Exercise =
Set every record down verbatim and omit the pictures.

Extracted records =
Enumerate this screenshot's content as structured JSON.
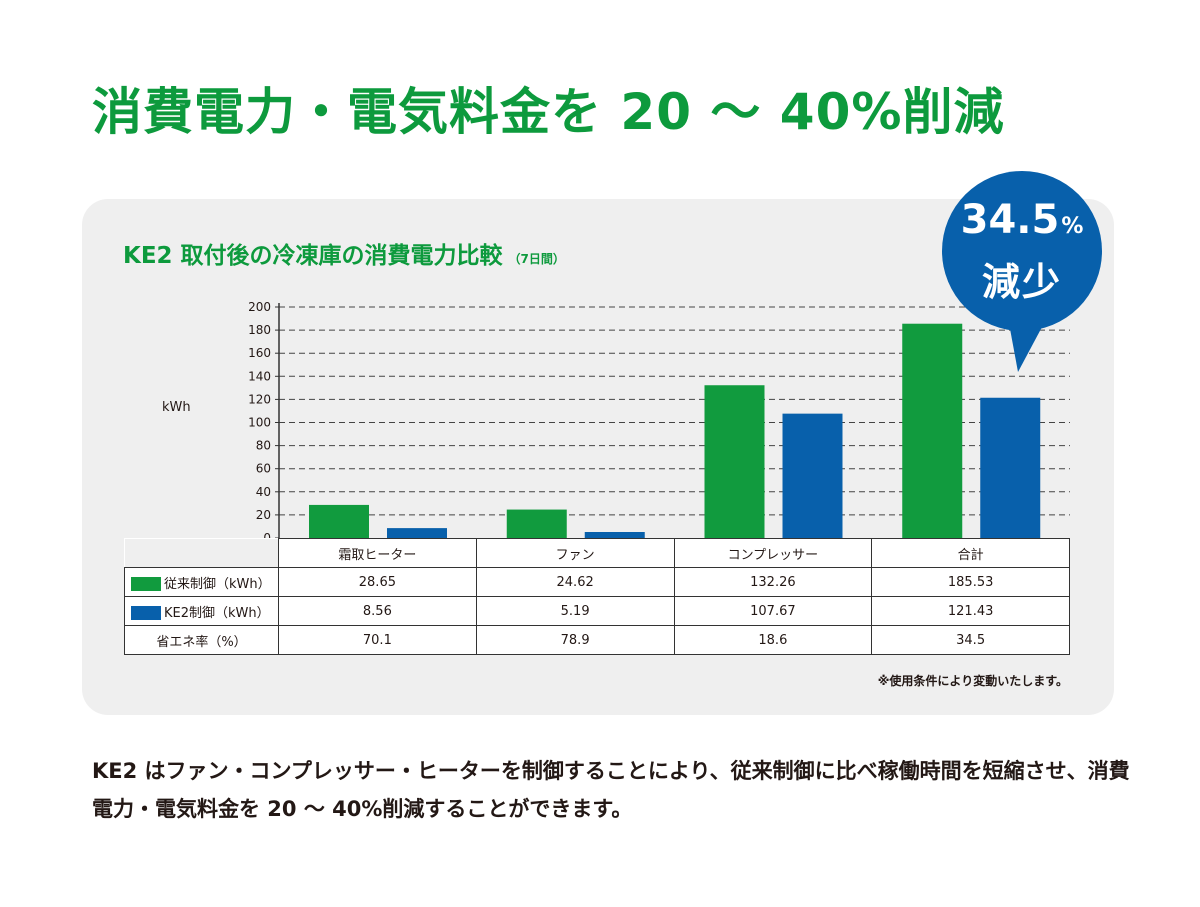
{
  "headline": "消費電力・電気料金を 20 〜 40%削減",
  "chart_title": "KE2 取付後の冷凍庫の消費電力比較",
  "chart_subtitle": "（7日間）",
  "badge": {
    "value": "34.5",
    "unit": "%",
    "text": "減少",
    "color": "#0860ab"
  },
  "table": {
    "rows": [
      {
        "label": "従来制御（kWh）",
        "color": "#119b3e",
        "values": [
          "28.65",
          "24.62",
          "132.26",
          "185.53"
        ]
      },
      {
        "label": "KE2制御（kWh）",
        "color": "#0860ab",
        "values": [
          "8.56",
          "5.19",
          "107.67",
          "121.43"
        ]
      },
      {
        "label": "省エネ率（%）",
        "values": [
          "70.1",
          "78.9",
          "18.6",
          "34.5"
        ]
      }
    ]
  },
  "note": "※使用条件により変動いたします。",
  "description": "KE2 はファン・コンプレッサー・ヒーターを制御することにより、従来制御に比べ稼働時間を短縮させ、消費電力・電気料金を 20 〜 40%削減することができます。",
  "chart_data": {
    "type": "bar",
    "title": "KE2 取付後の冷凍庫の消費電力比較",
    "subtitle": "（7日間）",
    "ylabel": "kWh",
    "ylim": [
      0,
      200
    ],
    "yticks": [
      0,
      20,
      40,
      60,
      80,
      100,
      120,
      140,
      160,
      180,
      200
    ],
    "grid": true,
    "categories": [
      "霜取ヒーター",
      "ファン",
      "コンプレッサー",
      "合計"
    ],
    "series": [
      {
        "name": "従来制御（kWh）",
        "color": "#119b3e",
        "values": [
          28.65,
          24.62,
          132.26,
          185.53
        ]
      },
      {
        "name": "KE2制御（kWh）",
        "color": "#0860ab",
        "values": [
          8.56,
          5.19,
          107.67,
          121.43
        ]
      }
    ]
  }
}
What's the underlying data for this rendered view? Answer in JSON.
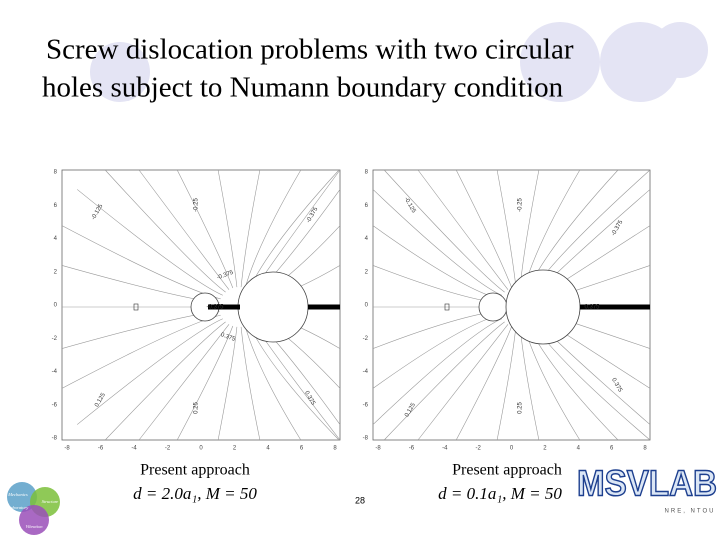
{
  "title": "Screw dislocation problems with two circular holes subject to Numann boundary condition",
  "plots": [
    {
      "caption": "Present approach",
      "formula": "d = 2.0a₁, M = 50",
      "yticks": [
        "8",
        "6",
        "4",
        "2",
        "0",
        "-2",
        "-4",
        "-6",
        "-8"
      ],
      "xticks": [
        "-8",
        "-6",
        "-4",
        "-2",
        "0",
        "2",
        "4",
        "6",
        "8"
      ],
      "contour_labels": [
        "-0.125",
        "-0.25",
        "-0.375",
        "-0.375",
        "-0.375",
        "0.375",
        "0.125",
        "0.25",
        "0.375"
      ]
    },
    {
      "caption": "Present approach",
      "formula": "d = 0.1a₁, M = 50",
      "yticks": [
        "8",
        "6",
        "4",
        "2",
        "0",
        "-2",
        "-4",
        "-6",
        "-8"
      ],
      "xticks": [
        "-8",
        "-6",
        "-4",
        "-2",
        "0",
        "2",
        "4",
        "6",
        "8"
      ],
      "contour_labels": [
        "-0.125",
        "-0.25",
        "-0.375",
        "0.375",
        "0.125",
        "0.25",
        "0.375"
      ]
    }
  ],
  "page_number": "28",
  "logo_left": [
    "Mechanics",
    "Structure",
    "Laboratory",
    "Vibration"
  ],
  "logo_right": {
    "text": "MSVLAB",
    "subtext": "NRE, NTOU"
  }
}
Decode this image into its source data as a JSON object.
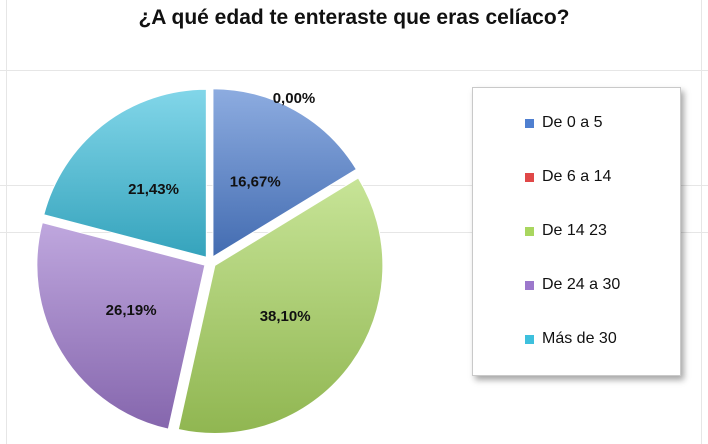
{
  "chart_data": {
    "type": "pie",
    "title": "¿A qué edad te enteraste que eras celíaco?",
    "categories": [
      "De 0 a 5",
      "De 6 a 14",
      "De 14 23",
      "De 24 a 30",
      "Más de 30"
    ],
    "values": [
      16.67,
      0.0,
      38.1,
      26.19,
      21.43
    ],
    "labels": [
      "16,67%",
      "0,00%",
      "38,10%",
      "26,19%",
      "21,43%"
    ],
    "colors": [
      "#4f7fd0",
      "#e04848",
      "#a9d65f",
      "#9c78cc",
      "#3ec0dd"
    ],
    "legend": "right",
    "exploded": true
  }
}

Result of the task =
Enumerate this screenshot's content as structured JSON.
{
  "headline": "消費電力・電気料金を 20 〜 40%削減",
  "chart_title": "KE2 取付後の冷凍庫の消費電力比較",
  "chart_subtitle": "（7日間）",
  "badge": {
    "value": "34.5",
    "unit": "%",
    "text": "減少",
    "color": "#0860ab"
  },
  "table": {
    "rows": [
      {
        "label": "従来制御（kWh）",
        "color": "#119b3e",
        "values": [
          "28.65",
          "24.62",
          "132.26",
          "185.53"
        ]
      },
      {
        "label": "KE2制御（kWh）",
        "color": "#0860ab",
        "values": [
          "8.56",
          "5.19",
          "107.67",
          "121.43"
        ]
      },
      {
        "label": "省エネ率（%）",
        "values": [
          "70.1",
          "78.9",
          "18.6",
          "34.5"
        ]
      }
    ]
  },
  "note": "※使用条件により変動いたします。",
  "description": "KE2 はファン・コンプレッサー・ヒーターを制御することにより、従来制御に比べ稼働時間を短縮させ、消費電力・電気料金を 20 〜 40%削減することができます。",
  "chart_data": {
    "type": "bar",
    "title": "KE2 取付後の冷凍庫の消費電力比較",
    "subtitle": "（7日間）",
    "ylabel": "kWh",
    "ylim": [
      0,
      200
    ],
    "yticks": [
      0,
      20,
      40,
      60,
      80,
      100,
      120,
      140,
      160,
      180,
      200
    ],
    "grid": true,
    "categories": [
      "霜取ヒーター",
      "ファン",
      "コンプレッサー",
      "合計"
    ],
    "series": [
      {
        "name": "従来制御（kWh）",
        "color": "#119b3e",
        "values": [
          28.65,
          24.62,
          132.26,
          185.53
        ]
      },
      {
        "name": "KE2制御（kWh）",
        "color": "#0860ab",
        "values": [
          8.56,
          5.19,
          107.67,
          121.43
        ]
      }
    ]
  }
}
What's the underlying data for this rendered view? Answer in JSON.
{
  "title": "Screw dislocation problems with two circular holes subject to Numann boundary condition",
  "plots": [
    {
      "caption": "Present approach",
      "formula": "d = 2.0a₁, M = 50",
      "yticks": [
        "8",
        "6",
        "4",
        "2",
        "0",
        "-2",
        "-4",
        "-6",
        "-8"
      ],
      "xticks": [
        "-8",
        "-6",
        "-4",
        "-2",
        "0",
        "2",
        "4",
        "6",
        "8"
      ],
      "contour_labels": [
        "-0.125",
        "-0.25",
        "-0.375",
        "-0.375",
        "-0.375",
        "0.375",
        "0.125",
        "0.25",
        "0.375"
      ]
    },
    {
      "caption": "Present approach",
      "formula": "d = 0.1a₁, M = 50",
      "yticks": [
        "8",
        "6",
        "4",
        "2",
        "0",
        "-2",
        "-4",
        "-6",
        "-8"
      ],
      "xticks": [
        "-8",
        "-6",
        "-4",
        "-2",
        "0",
        "2",
        "4",
        "6",
        "8"
      ],
      "contour_labels": [
        "-0.125",
        "-0.25",
        "-0.375",
        "0.375",
        "0.125",
        "0.25",
        "0.375"
      ]
    }
  ],
  "page_number": "28",
  "logo_left": [
    "Mechanics",
    "Structure",
    "Laboratory",
    "Vibration"
  ],
  "logo_right": {
    "text": "MSVLAB",
    "subtext": "NRE, NTOU"
  }
}
Decode this image into its source data as a JSON object.
{
  "chart_data": {
    "type": "pie",
    "title": "¿A qué edad te enteraste que eras celíaco?",
    "categories": [
      "De 0 a 5",
      "De 6 a 14",
      "De 14 23",
      "De 24 a 30",
      "Más de 30"
    ],
    "values": [
      16.67,
      0.0,
      38.1,
      26.19,
      21.43
    ],
    "labels": [
      "16,67%",
      "0,00%",
      "38,10%",
      "26,19%",
      "21,43%"
    ],
    "colors": [
      "#4f7fd0",
      "#e04848",
      "#a9d65f",
      "#9c78cc",
      "#3ec0dd"
    ],
    "legend": "right",
    "exploded": true
  }
}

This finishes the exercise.